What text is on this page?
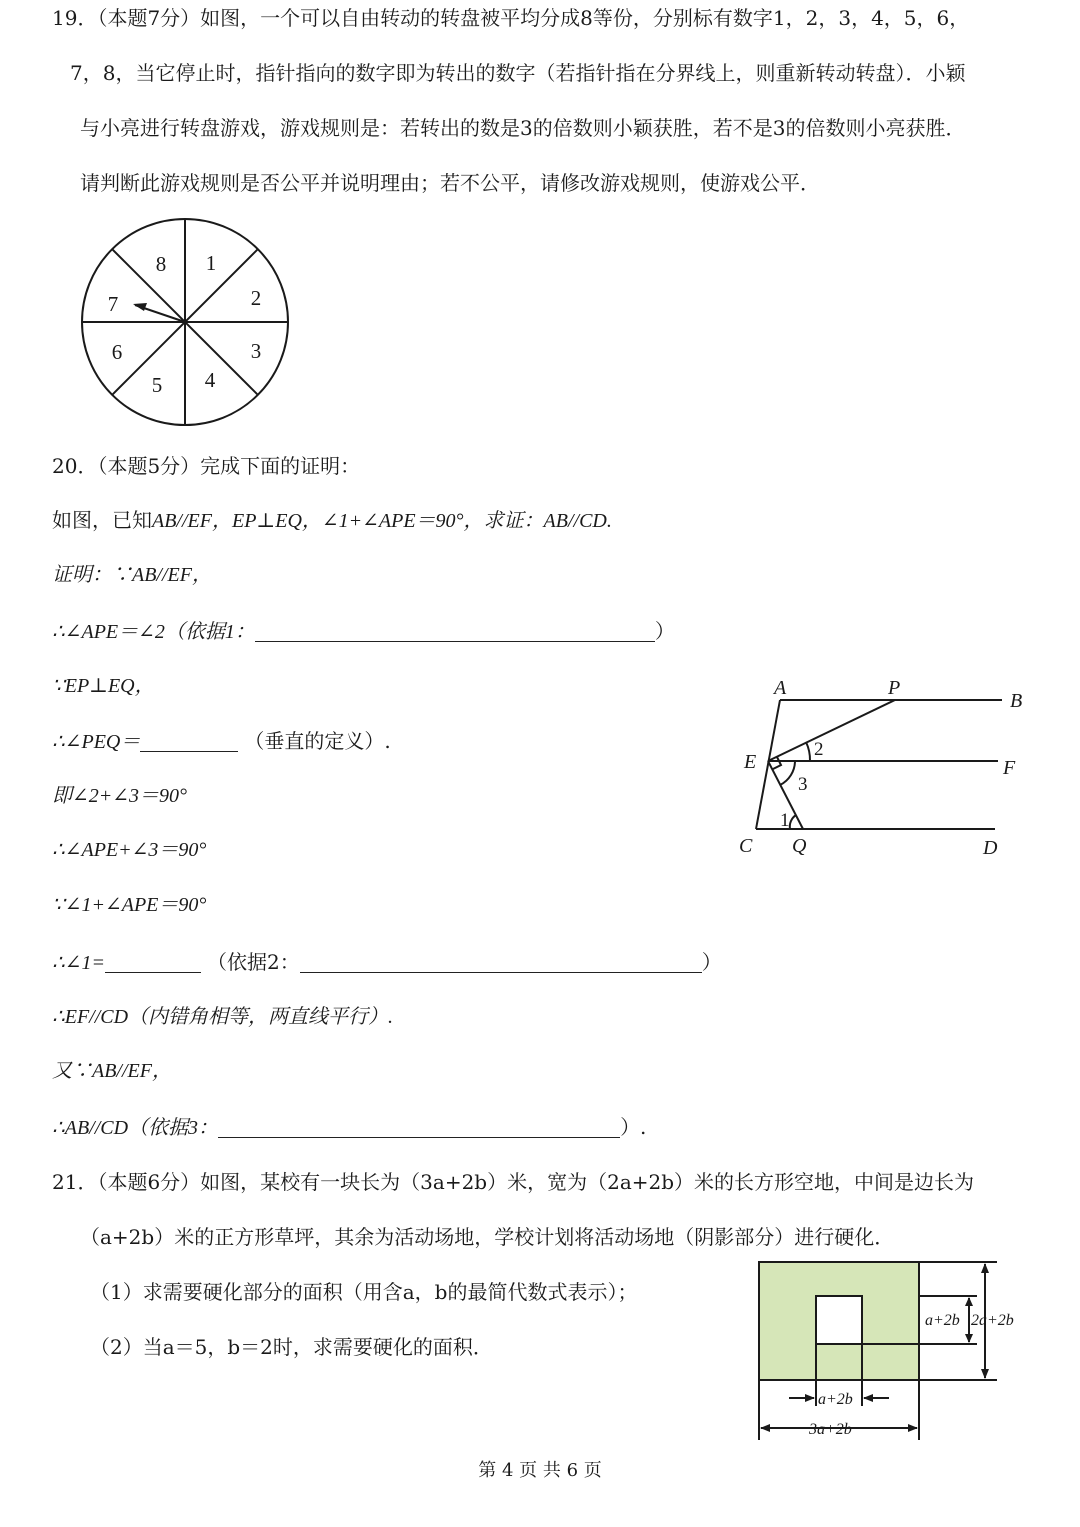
19．（本题7分）如图，一个可以自由转动的转盘被平均分成8等份，分别标有数字1，2，3，4，5，6，
7，8，当它停止时，指针指向的数字即为转出的数字（若指针指在分界线上，则重新转动转盘）．小颖
与小亮进行转盘游戏，游戏规则是：若转出的数是3的倍数则小颖获胜，若不是3的倍数则小亮获胜．
请判断此游戏规则是否公平并说明理由；若不公平，请修改游戏规则，使游戏公平．
1
2
3
4
5
6
7
8
20．（本题5分）完成下面的证明：
如图，已知AB//EF，EP⊥EQ，∠1+∠APE＝90°，求证：AB//CD.
证明：∵AB//EF，
∴∠APE＝∠2（依据1：	）
∵EP⊥EQ，
∴∠PEQ＝	（垂直的定义）.
即∠2+∠3＝90°
∴∠APE+∠3＝90°
∵∠1+∠APE＝90°
∴∠1=	（依据2：	）
∴EF//CD（内错角相等，两直线平行）.
又∵AB//EF，
∴AB//CD（依据3：	）.
A	P
B
E	F
C Q	D
2
3
1
21．（本题6分）如图，某校有一块长为（3a+2b）米，宽为（2a+2b）米的长方形空地，中间是边长为
（a+2b）米的正方形草坪，其余为活动场地，学校计划将活动场地（阴影部分）进行硬化．
（1）求需要硬化部分的面积（用含a，b的最简代数式表示）；
（2）当a＝5，b＝2时，求需要硬化的面积．
a+2b 2a+2b
a+2b
3a+2b
第 4 页 共 6 页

> _Short task_: Make an exact copy of every entry above, minus the images.

> _Expected answer_:
What text is on this page?
19．（本题7分）如图，一个可以自由转动的转盘被平均分成8等份，分别标有数字1，2，3，4，5，6，
7，8，当它停止时，指针指向的数字即为转出的数字（若指针指在分界线上，则重新转动转盘）．小颖
与小亮进行转盘游戏，游戏规则是：若转出的数是3的倍数则小颖获胜，若不是3的倍数则小亮获胜．
请判断此游戏规则是否公平并说明理由；若不公平，请修改游戏规则，使游戏公平．
1
2
3
4
5
6
7
8
20．（本题5分）完成下面的证明：
如图，已知AB//EF，EP⊥EQ，∠1+∠APE＝90°，求证：AB//CD.
证明：∵AB//EF，
∴∠APE＝∠2（依据1：	）
∵EP⊥EQ，
∴∠PEQ＝	（垂直的定义）.
即∠2+∠3＝90°
∴∠APE+∠3＝90°
∵∠1+∠APE＝90°
∴∠1=	（依据2：	）
∴EF//CD（内错角相等，两直线平行）.
又∵AB//EF，
∴AB//CD（依据3：	）.
A	P
B
E	F
C Q	D
2
3
1
21．（本题6分）如图，某校有一块长为（3a+2b）米，宽为（2a+2b）米的长方形空地，中间是边长为
（a+2b）米的正方形草坪，其余为活动场地，学校计划将活动场地（阴影部分）进行硬化．
（1）求需要硬化部分的面积（用含a，b的最简代数式表示）；
（2）当a＝5，b＝2时，求需要硬化的面积．
a+2b 2a+2b
a+2b
3a+2b
第 4 页 共 6 页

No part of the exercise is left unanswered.